Exercise prompt: In this exercise, return the whole listing exactly, excluding any images.

#### Provided material

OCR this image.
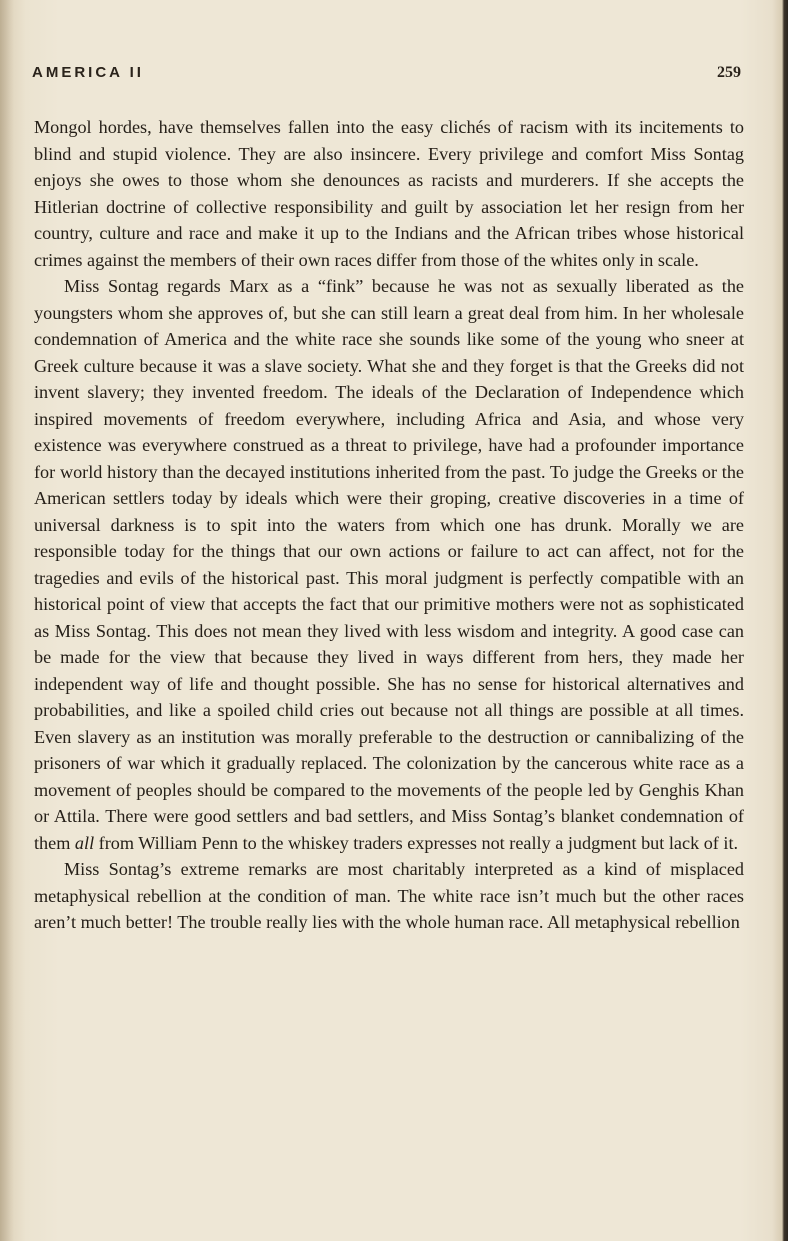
AMERICA II	259

Mongol hordes, have themselves fallen into the easy clichés of racism with its incitements to blind and stupid violence. They are also insincere. Every privilege and comfort Miss Sontag enjoys she owes to those whom she denounces as racists and murderers. If she accepts the Hitlerian doctrine of collective responsibility and guilt by association let her resign from her country, culture and race and make it up to the Indians and the African tribes whose historical crimes against the members of their own races differ from those of the whites only in scale.

Miss Sontag regards Marx as a “fink” because he was not as sexually liberated as the youngsters whom she approves of, but she can still learn a great deal from him. In her wholesale condemnation of America and the white race she sounds like some of the young who sneer at Greek culture because it was a slave society. What she and they forget is that the Greeks did not invent slavery; they invented freedom. The ideals of the Declaration of Independence which inspired movements of freedom everywhere, including Africa and Asia, and whose very existence was everywhere construed as a threat to privilege, have had a profounder importance for world history than the decayed institutions inherited from the past. To judge the Greeks or the American settlers today by ideals which were their groping, creative discoveries in a time of universal darkness is to spit into the waters from which one has drunk. Morally we are responsible today for the things that our own actions or failure to act can affect, not for the tragedies and evils of the historical past. This moral judgment is perfectly compatible with an historical point of view that accepts the fact that our primitive mothers were not as sophisticated as Miss Sontag. This does not mean they lived with less wisdom and integrity. A good case can be made for the view that because they lived in ways different from hers, they made her independent way of life and thought possible. She has no sense for historical alternatives and probabilities, and like a spoiled child cries out because not all things are possible at all times. Even slavery as an institution was morally preferable to the destruction or cannibalizing of the prisoners of war which it gradually replaced. The colonization by the cancerous white race as a movement of peoples should be compared to the movements of the people led by Genghis Khan or Attila. There were good settlers and bad settlers, and Miss Sontag’s blanket condemnation of them all from William Penn to the whiskey traders expresses not really a judgment but lack of it.

Miss Sontag’s extreme remarks are most charitably interpreted as a kind of misplaced metaphysical rebellion at the condition of man. The white race isn’t much but the other races aren’t much better! The trouble really lies with the whole human race. All metaphysical rebellion
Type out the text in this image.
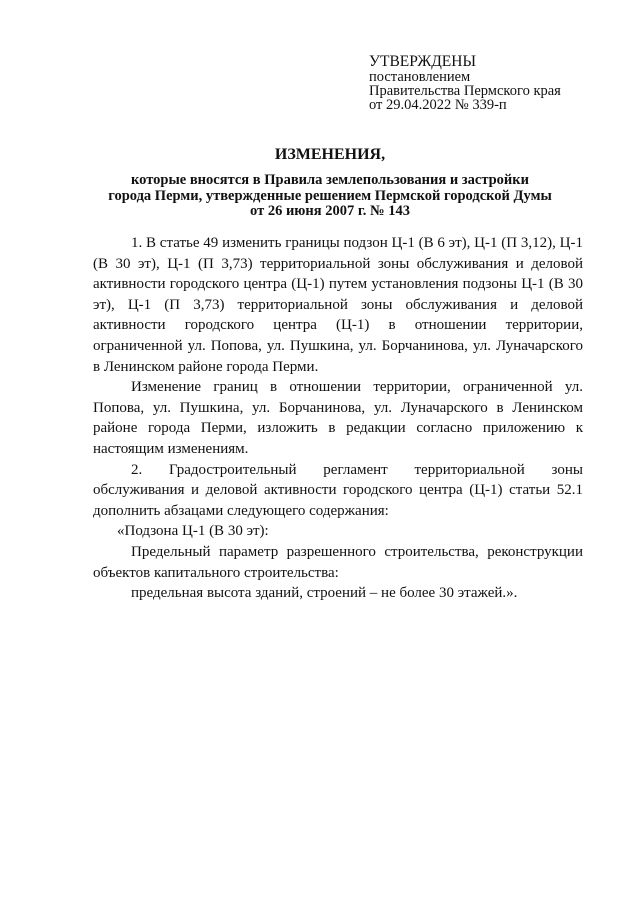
УТВЕРЖДЕНЫ
постановлением
Правительства Пермского края
от 29.04.2022 № 339-п
ИЗМЕНЕНИЯ,
которые вносятся в Правила землепользования и застройки
города Перми, утвержденные решением Пермской городской Думы
от 26 июня 2007 г. № 143

1. В статье 49 изменить границы подзон Ц-1 (В 6 эт), Ц-1 (П 3,12), Ц-1 (В 30 эт), Ц-1 (П 3,73) территориальной зоны обслуживания и деловой активности городского центра (Ц-1) путем установления подзоны Ц-1 (В 30 эт), Ц-1 (П 3,73) территориальной зоны обслуживания и деловой активности городского центра (Ц-1) в отношении территории, ограниченной ул. Попова, ул. Пушкина, ул. Борчанинова, ул. Луначарского в Ленинском районе города Перми.

Изменение границ в отношении территории, ограниченной ул. Попова, ул. Пушкина, ул. Борчанинова, ул. Луначарского в Ленинском районе города Перми, изложить в редакции согласно приложению к настоящим изменениям.

2. Градостроительный регламент территориальной зоны обслуживания и деловой активности городского центра (Ц-1) статьи 52.1 дополнить абзацами следующего содержания:

«Подзона Ц-1 (В 30 эт):

Предельный параметр разрешенного строительства, реконструкции объектов капитального строительства:

предельная высота зданий, строений – не более 30 этажей.».
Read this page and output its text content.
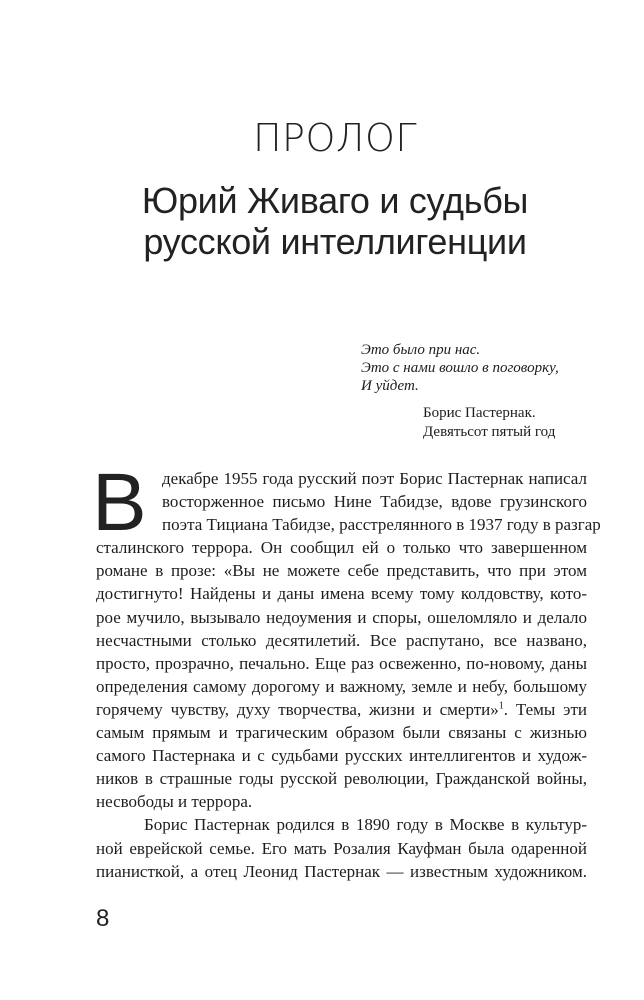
ПРОЛОГ
Юрий Живаго и судьбы
русской интеллигенции
Это было при нас.
Это с нами вошло в поговорку,
И уйдет.
Борис Пастернак.
Девятьсот пятый год
В декабре 1955 года русский поэт Борис Пастернак написал
восторженное письмо Нине Табидзе, вдове грузинского
поэта Тициана Табидзе, расстрелянного в 1937 году в разгар
сталинского террора. Он сообщил ей о только что завершенном
романе в прозе: «Вы не можете себе представить, что при этом
достигнуто! Найдены и даны имена всему тому колдовству, кото-
рое мучило, вызывало недоумения и споры, ошеломляло и делало
несчастными столько десятилетий. Все распутано, все названо,
просто, прозрачно, печально. Еще раз освеженно, по-новому, даны
определения самому дорогому и важному, земле и небу, большому
горячему чувству, духу творчества, жизни и смерти»$^1$. Темы эти
самым прямым и трагическим образом были связаны с жизнью
самого Пастернака и с судьбами русских интеллигентов и худож-
ников в страшные годы русской революции, Гражданской войны,
несвободы и террора.
Борис Пастернак родился в 1890 году в Москве в культур-
ной еврейской семье. Его мать Розалия Кауфман была одаренной
пианисткой, а отец Леонид Пастернак — известным художником.
8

########

The answer:
OCR this image.
AMERICA II	259

Mongol hordes, have themselves fallen into the easy clichés of racism with its incitements to blind and stupid violence. They are also insincere. Every privilege and comfort Miss Sontag enjoys she owes to those whom she denounces as racists and murderers. If she accepts the Hitlerian doctrine of collective responsibility and guilt by association let her resign from her country, culture and race and make it up to the Indians and the African tribes whose historical crimes against the members of their own races differ from those of the whites only in scale.

Miss Sontag regards Marx as a “fink” because he was not as sexually liberated as the youngsters whom she approves of, but she can still learn a great deal from him. In her wholesale condemnation of America and the white race she sounds like some of the young who sneer at Greek culture because it was a slave society. What she and they forget is that the Greeks did not invent slavery; they invented freedom. The ideals of the Declaration of Independence which inspired movements of freedom everywhere, including Africa and Asia, and whose very existence was everywhere construed as a threat to privilege, have had a profounder importance for world history than the decayed institutions inherited from the past. To judge the Greeks or the American settlers today by ideals which were their groping, creative discoveries in a time of universal darkness is to spit into the waters from which one has drunk. Morally we are responsible today for the things that our own actions or failure to act can affect, not for the tragedies and evils of the historical past. This moral judgment is perfectly compatible with an historical point of view that accepts the fact that our primitive mothers were not as sophisticated as Miss Sontag. This does not mean they lived with less wisdom and integrity. A good case can be made for the view that because they lived in ways different from hers, they made her independent way of life and thought possible. She has no sense for historical alternatives and probabilities, and like a spoiled child cries out because not all things are possible at all times. Even slavery as an institution was morally preferable to the destruction or cannibalizing of the prisoners of war which it gradually replaced. The colonization by the cancerous white race as a movement of peoples should be compared to the movements of the people led by Genghis Khan or Attila. There were good settlers and bad settlers, and Miss Sontag’s blanket condemnation of them all from William Penn to the whiskey traders expresses not really a judgment but lack of it.

Miss Sontag’s extreme remarks are most charitably interpreted as a kind of misplaced metaphysical rebellion at the condition of man. The white race isn’t much but the other races aren’t much better! The trouble really lies with the whole human race. All metaphysical rebellion
Type out the text in this image.
УТВЕРЖДЕНЫ
постановлением
Правительства Пермского края
от 29.04.2022 № 339-п
ИЗМЕНЕНИЯ,
которые вносятся в Правила землепользования и застройки
города Перми, утвержденные решением Пермской городской Думы
от 26 июня 2007 г. № 143

1. В статье 49 изменить границы подзон Ц-1 (В 6 эт), Ц-1 (П 3,12), Ц-1 (В 30 эт), Ц-1 (П 3,73) территориальной зоны обслуживания и деловой активности городского центра (Ц-1) путем установления подзоны Ц-1 (В 30 эт), Ц-1 (П 3,73) территориальной зоны обслуживания и деловой активности городского центра (Ц-1) в отношении территории, ограниченной ул. Попова, ул. Пушкина, ул. Борчанинова, ул. Луначарского в Ленинском районе города Перми.

Изменение границ в отношении территории, ограниченной ул. Попова, ул. Пушкина, ул. Борчанинова, ул. Луначарского в Ленинском районе города Перми, изложить в редакции согласно приложению к настоящим изменениям.

2. Градостроительный регламент территориальной зоны обслуживания и деловой активности городского центра (Ц-1) статьи 52.1 дополнить абзацами следующего содержания:

«Подзона Ц-1 (В 30 эт):

Предельный параметр разрешенного строительства, реконструкции объектов капитального строительства:

предельная высота зданий, строений – не более 30 этажей.».
Read this page and output its text content.
ПРОЛОГ
Юрий Живаго и судьбы
русской интеллигенции
Это было при нас.
Это с нами вошло в поговорку,
И уйдет.
Борис Пастернак.
Девятьсот пятый год
В декабре 1955 года русский поэт Борис Пастернак написал
восторженное письмо Нине Табидзе, вдове грузинского
поэта Тициана Табидзе, расстрелянного в 1937 году в разгар
сталинского террора. Он сообщил ей о только что завершенном
романе в прозе: «Вы не можете себе представить, что при этом
достигнуто! Найдены и даны имена всему тому колдовству, кото-
рое мучило, вызывало недоумения и споры, ошеломляло и делало
несчастными столько десятилетий. Все распутано, все названо,
просто, прозрачно, печально. Еще раз освеженно, по-новому, даны
определения самому дорогому и важному, земле и небу, большому
горячему чувству, духу творчества, жизни и смерти»$^1$. Темы эти
самым прямым и трагическим образом были связаны с жизнью
самого Пастернака и с судьбами русских интеллигентов и худож-
ников в страшные годы русской революции, Гражданской войны,
несвободы и террора.
Борис Пастернак родился в 1890 году в Москве в культур-
ной еврейской семье. Его мать Розалия Кауфман была одаренной
пианисткой, а отец Леонид Пастернак — известным художником.
8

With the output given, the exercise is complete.